RECORDS FOR THIS TASK START

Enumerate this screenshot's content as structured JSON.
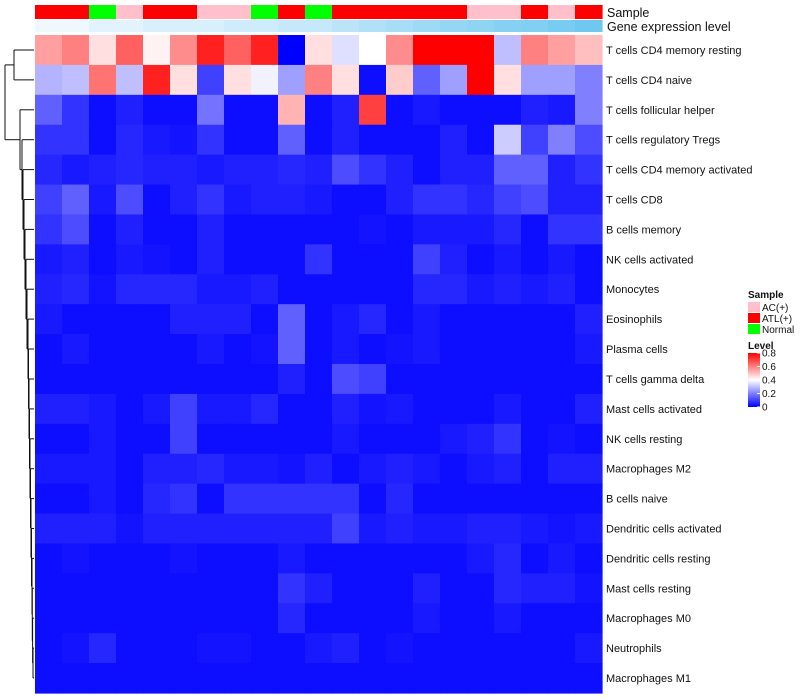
{
  "chart_data": {
    "type": "heatmap",
    "annotation_tracks": [
      {
        "name": "Sample",
        "label": "Sample"
      },
      {
        "name": "Gene expression level",
        "label": "Gene expression level"
      }
    ],
    "sample_groups": [
      "ATL(+)",
      "ATL(+)",
      "Normal",
      "AC(+)",
      "ATL(+)",
      "ATL(+)",
      "AC(+)",
      "AC(+)",
      "Normal",
      "ATL(+)",
      "Normal",
      "ATL(+)",
      "ATL(+)",
      "ATL(+)",
      "ATL(+)",
      "ATL(+)",
      "AC(+)",
      "AC(+)",
      "ATL(+)",
      "AC(+)",
      "ATL(+)"
    ],
    "gene_expression_level": [
      0.05,
      0.05,
      0.08,
      0.08,
      0.1,
      0.1,
      0.1,
      0.12,
      0.12,
      0.14,
      0.14,
      0.16,
      0.18,
      0.2,
      0.22,
      0.24,
      0.25,
      0.27,
      0.28,
      0.3,
      0.32
    ],
    "rows": [
      "T cells CD4 memory resting",
      "T cells CD4 naive",
      "T cells follicular helper",
      "T cells regulatory  Tregs",
      "T cells CD4 memory activated",
      "T cells CD8",
      "B cells memory",
      "NK cells activated",
      "Monocytes",
      "Eosinophils",
      "Plasma cells",
      "T cells gamma delta",
      "Mast cells activated",
      "NK cells resting",
      "Macrophages M2",
      "B cells naive",
      "Dendritic cells activated",
      "Dendritic cells resting",
      "Mast cells resting",
      "Macrophages M0",
      "Neutrophils",
      "Macrophages M1"
    ],
    "values": [
      [
        0.55,
        0.6,
        0.45,
        0.65,
        0.42,
        0.58,
        0.75,
        0.65,
        0.75,
        0.0,
        0.45,
        0.35,
        0.4,
        0.58,
        0.8,
        0.8,
        0.8,
        0.3,
        0.6,
        0.55,
        0.5
      ],
      [
        0.28,
        0.3,
        0.62,
        0.3,
        0.75,
        0.45,
        0.1,
        0.45,
        0.38,
        0.25,
        0.6,
        0.45,
        0.02,
        0.48,
        0.15,
        0.25,
        0.8,
        0.45,
        0.25,
        0.25,
        0.2
      ],
      [
        0.15,
        0.08,
        0.02,
        0.05,
        0.02,
        0.02,
        0.18,
        0.02,
        0.02,
        0.52,
        0.02,
        0.05,
        0.7,
        0.02,
        0.04,
        0.02,
        0.02,
        0.02,
        0.05,
        0.04,
        0.2
      ],
      [
        0.08,
        0.08,
        0.02,
        0.06,
        0.04,
        0.03,
        0.08,
        0.02,
        0.02,
        0.15,
        0.02,
        0.05,
        0.02,
        0.02,
        0.02,
        0.05,
        0.02,
        0.32,
        0.1,
        0.2,
        0.12
      ],
      [
        0.06,
        0.04,
        0.05,
        0.06,
        0.05,
        0.05,
        0.04,
        0.05,
        0.05,
        0.06,
        0.05,
        0.12,
        0.08,
        0.05,
        0.02,
        0.05,
        0.05,
        0.15,
        0.15,
        0.05,
        0.08
      ],
      [
        0.1,
        0.15,
        0.04,
        0.12,
        0.02,
        0.05,
        0.08,
        0.04,
        0.05,
        0.05,
        0.04,
        0.02,
        0.02,
        0.05,
        0.08,
        0.08,
        0.06,
        0.1,
        0.12,
        0.05,
        0.05
      ],
      [
        0.08,
        0.12,
        0.02,
        0.05,
        0.02,
        0.02,
        0.05,
        0.02,
        0.02,
        0.02,
        0.02,
        0.02,
        0.03,
        0.02,
        0.04,
        0.04,
        0.04,
        0.06,
        0.02,
        0.08,
        0.08
      ],
      [
        0.04,
        0.05,
        0.02,
        0.04,
        0.03,
        0.02,
        0.05,
        0.02,
        0.02,
        0.02,
        0.08,
        0.02,
        0.02,
        0.02,
        0.1,
        0.05,
        0.02,
        0.04,
        0.02,
        0.04,
        0.02
      ],
      [
        0.05,
        0.06,
        0.03,
        0.06,
        0.06,
        0.06,
        0.04,
        0.04,
        0.05,
        0.02,
        0.02,
        0.02,
        0.02,
        0.02,
        0.06,
        0.06,
        0.04,
        0.05,
        0.04,
        0.05,
        0.02
      ],
      [
        0.04,
        0.02,
        0.02,
        0.02,
        0.02,
        0.05,
        0.05,
        0.05,
        0.02,
        0.15,
        0.02,
        0.04,
        0.06,
        0.02,
        0.04,
        0.02,
        0.02,
        0.02,
        0.02,
        0.02,
        0.05
      ],
      [
        0.02,
        0.04,
        0.02,
        0.02,
        0.02,
        0.02,
        0.04,
        0.02,
        0.03,
        0.15,
        0.02,
        0.04,
        0.02,
        0.03,
        0.04,
        0.02,
        0.02,
        0.02,
        0.02,
        0.02,
        0.04
      ],
      [
        0.02,
        0.02,
        0.02,
        0.02,
        0.02,
        0.02,
        0.02,
        0.02,
        0.02,
        0.05,
        0.02,
        0.12,
        0.1,
        0.02,
        0.02,
        0.02,
        0.02,
        0.02,
        0.02,
        0.02,
        0.02
      ],
      [
        0.05,
        0.05,
        0.04,
        0.02,
        0.04,
        0.1,
        0.04,
        0.04,
        0.06,
        0.02,
        0.02,
        0.05,
        0.03,
        0.04,
        0.02,
        0.02,
        0.02,
        0.04,
        0.02,
        0.02,
        0.05
      ],
      [
        0.02,
        0.02,
        0.04,
        0.02,
        0.02,
        0.1,
        0.02,
        0.02,
        0.02,
        0.02,
        0.02,
        0.04,
        0.02,
        0.02,
        0.02,
        0.04,
        0.05,
        0.08,
        0.02,
        0.03,
        0.02
      ],
      [
        0.04,
        0.04,
        0.04,
        0.02,
        0.05,
        0.05,
        0.06,
        0.04,
        0.04,
        0.03,
        0.05,
        0.02,
        0.04,
        0.05,
        0.04,
        0.02,
        0.04,
        0.05,
        0.02,
        0.05,
        0.05
      ],
      [
        0.02,
        0.02,
        0.04,
        0.02,
        0.06,
        0.08,
        0.02,
        0.08,
        0.08,
        0.08,
        0.08,
        0.08,
        0.02,
        0.06,
        0.02,
        0.02,
        0.02,
        0.02,
        0.02,
        0.02,
        0.02
      ],
      [
        0.05,
        0.05,
        0.05,
        0.03,
        0.05,
        0.05,
        0.05,
        0.05,
        0.05,
        0.05,
        0.05,
        0.1,
        0.04,
        0.05,
        0.04,
        0.04,
        0.05,
        0.05,
        0.04,
        0.03,
        0.04
      ],
      [
        0.02,
        0.03,
        0.02,
        0.02,
        0.02,
        0.03,
        0.02,
        0.02,
        0.02,
        0.04,
        0.02,
        0.02,
        0.02,
        0.02,
        0.02,
        0.02,
        0.04,
        0.06,
        0.02,
        0.04,
        0.02
      ],
      [
        0.02,
        0.02,
        0.02,
        0.02,
        0.02,
        0.02,
        0.02,
        0.02,
        0.02,
        0.08,
        0.05,
        0.02,
        0.02,
        0.02,
        0.05,
        0.02,
        0.02,
        0.06,
        0.05,
        0.05,
        0.03
      ],
      [
        0.02,
        0.02,
        0.02,
        0.02,
        0.02,
        0.02,
        0.02,
        0.02,
        0.02,
        0.06,
        0.02,
        0.02,
        0.02,
        0.02,
        0.04,
        0.02,
        0.02,
        0.04,
        0.02,
        0.02,
        0.02
      ],
      [
        0.02,
        0.03,
        0.06,
        0.02,
        0.02,
        0.02,
        0.03,
        0.03,
        0.02,
        0.02,
        0.04,
        0.05,
        0.02,
        0.03,
        0.02,
        0.02,
        0.02,
        0.02,
        0.02,
        0.02,
        0.04
      ],
      [
        0.02,
        0.02,
        0.02,
        0.02,
        0.02,
        0.02,
        0.02,
        0.02,
        0.02,
        0.02,
        0.02,
        0.02,
        0.02,
        0.02,
        0.02,
        0.02,
        0.02,
        0.02,
        0.02,
        0.02,
        0.02
      ]
    ],
    "color_scale": {
      "min": 0,
      "max": 0.8,
      "colors": [
        "#0000ff",
        "#ffffff",
        "#ff0000"
      ]
    },
    "legend": {
      "sample_title": "Sample",
      "sample_entries": [
        {
          "label": "AC(+)",
          "color": "#ffc0cb"
        },
        {
          "label": "ATL(+)",
          "color": "#ff0000"
        },
        {
          "label": "Normal",
          "color": "#00ff00"
        }
      ],
      "level_title": "Level",
      "level_ticks": [
        {
          "label": "0.8",
          "value": 0.8
        },
        {
          "label": "0.6",
          "value": 0.6
        },
        {
          "label": "0.4",
          "value": 0.4
        },
        {
          "label": "0.2",
          "value": 0.2
        },
        {
          "label": "0",
          "value": 0
        }
      ]
    }
  }
}
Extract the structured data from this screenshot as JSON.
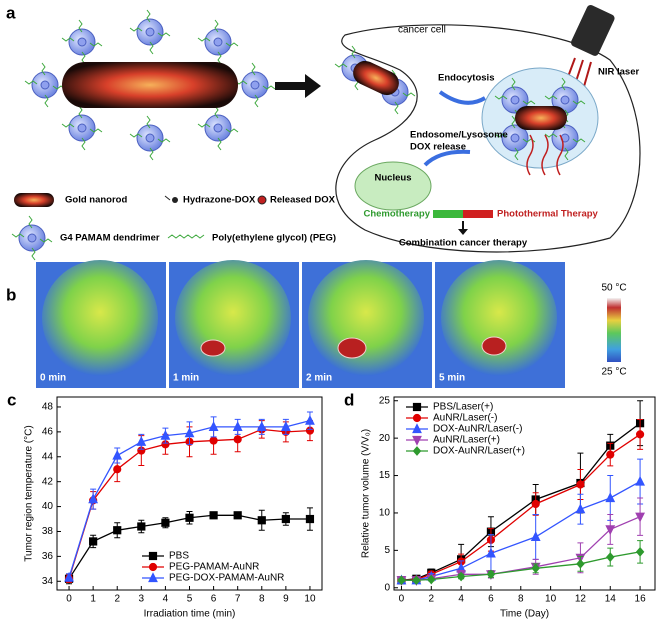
{
  "panel_a": {
    "label": "a",
    "cell_label": "cancer cell",
    "endocytosis": "Endocytosis",
    "laser": "NIR laser",
    "release": [
      "Endosome/Lysosome",
      "DOX release"
    ],
    "nucleus": "Nucleus",
    "chemo": "Chemotherapy",
    "photothermal": "Photothermal Therapy",
    "combination": "Combination cancer therapy",
    "legend": [
      "Gold nanorod",
      "Hydrazone-DOX",
      "Released DOX",
      "G4 PAMAM dendrimer",
      "Poly(ethylene glycol) (PEG)"
    ]
  },
  "panel_b": {
    "label": "b",
    "times": [
      "0 min",
      "1 min",
      "2 min",
      "5 min"
    ],
    "scale_max": "50 °C",
    "scale_min": "25 °C"
  },
  "chart_data": [
    {
      "type": "line",
      "panel_label": "c",
      "xlabel": "Irradiation time (min)",
      "ylabel": "Tumor region temperature (°C)",
      "x": [
        0,
        1,
        2,
        3,
        4,
        5,
        6,
        7,
        8,
        9,
        10
      ],
      "xlim": [
        -0.5,
        10.5
      ],
      "xticks": [
        0,
        1,
        2,
        3,
        4,
        5,
        6,
        7,
        8,
        9,
        10
      ],
      "ylim": [
        33.3,
        48.8
      ],
      "yticks": [
        34,
        36,
        38,
        40,
        42,
        44,
        46,
        48
      ],
      "legend": "lower right",
      "series": [
        {
          "name": "PBS",
          "color": "#000000",
          "marker": "square",
          "values": [
            34.2,
            37.2,
            38.1,
            38.4,
            38.7,
            39.1,
            39.3,
            39.3,
            38.9,
            39.0,
            39.0
          ],
          "errors": [
            0.4,
            0.5,
            0.6,
            0.5,
            0.4,
            0.5,
            0.2,
            0.2,
            0.8,
            0.5,
            0.9
          ]
        },
        {
          "name": "PEG-PAMAM-AuNR",
          "color": "#e00000",
          "marker": "circle",
          "values": [
            34.2,
            40.5,
            43.0,
            44.5,
            45.0,
            45.2,
            45.3,
            45.4,
            46.2,
            46.0,
            46.1
          ],
          "errors": [
            0.3,
            0.7,
            1.0,
            1.2,
            0.8,
            1.2,
            1.1,
            1.0,
            0.7,
            0.8,
            0.8
          ]
        },
        {
          "name": "PEG-DOX-PAMAM-AuNR",
          "color": "#3355ff",
          "marker": "triangle",
          "values": [
            34.3,
            40.6,
            44.1,
            45.2,
            45.7,
            45.9,
            46.4,
            46.4,
            46.4,
            46.4,
            46.9
          ],
          "errors": [
            0.3,
            0.8,
            0.6,
            0.6,
            0.6,
            0.9,
            0.8,
            0.6,
            0.6,
            0.6,
            0.7
          ]
        }
      ]
    },
    {
      "type": "line",
      "panel_label": "d",
      "xlabel": "Time (Day)",
      "ylabel": "Relative tumor volume (V/V₀)",
      "x": [
        0,
        1,
        2,
        4,
        6,
        9,
        12,
        14,
        16
      ],
      "xlim": [
        -0.5,
        17
      ],
      "xticks": [
        0,
        2,
        4,
        6,
        8,
        10,
        12,
        14,
        16
      ],
      "ylim": [
        -0.3,
        25.5
      ],
      "yticks": [
        0,
        5,
        10,
        15,
        20,
        25
      ],
      "legend": "upper left",
      "series": [
        {
          "name": "PBS/Laser(+)",
          "color": "#000000",
          "marker": "square",
          "values": [
            1,
            1.2,
            2,
            3.8,
            7.5,
            11.8,
            14,
            19,
            22
          ],
          "errors": [
            0.3,
            0.3,
            0.5,
            2,
            2,
            2,
            4,
            1.5,
            3
          ]
        },
        {
          "name": "AuNR/Laser(-)",
          "color": "#e00000",
          "marker": "circle",
          "values": [
            1,
            1.1,
            1.8,
            3.5,
            6.4,
            11.2,
            13.8,
            17.8,
            20.5
          ],
          "errors": [
            0.2,
            0.3,
            0.4,
            1,
            1.5,
            1.5,
            2,
            1.5,
            2
          ]
        },
        {
          "name": "DOX-AuNR/Laser(-)",
          "color": "#3355ff",
          "marker": "triangle",
          "values": [
            1,
            1,
            1.5,
            2.6,
            4.6,
            6.8,
            10.5,
            12,
            14.2
          ],
          "errors": [
            0.2,
            0.3,
            0.4,
            1,
            2.5,
            3,
            2,
            3,
            3
          ]
        },
        {
          "name": "AuNR/Laser(+)",
          "color": "#a040b0",
          "marker": "down",
          "values": [
            1,
            1,
            1.2,
            1.8,
            1.8,
            2.8,
            4,
            7.8,
            9.5
          ],
          "errors": [
            0.2,
            0.2,
            0.3,
            0.5,
            0.5,
            1,
            2,
            2,
            2.5
          ]
        },
        {
          "name": "DOX-AuNR/Laser(+)",
          "color": "#2e9a2e",
          "marker": "diamond",
          "values": [
            1,
            1,
            1.1,
            1.5,
            1.8,
            2.6,
            3.2,
            4.1,
            4.8
          ],
          "errors": [
            0.2,
            0.2,
            0.2,
            0.3,
            0.4,
            0.6,
            1,
            1.2,
            1.5
          ]
        }
      ]
    }
  ]
}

RECORDS FOR THIS TASK END

#### TASK PROMPT:
Every line in the data above that contains "cancer" needs to be copied.

#### SOLUTION:
    "cell_label": "cancer cell",
    "combination": "Combination cancer therapy",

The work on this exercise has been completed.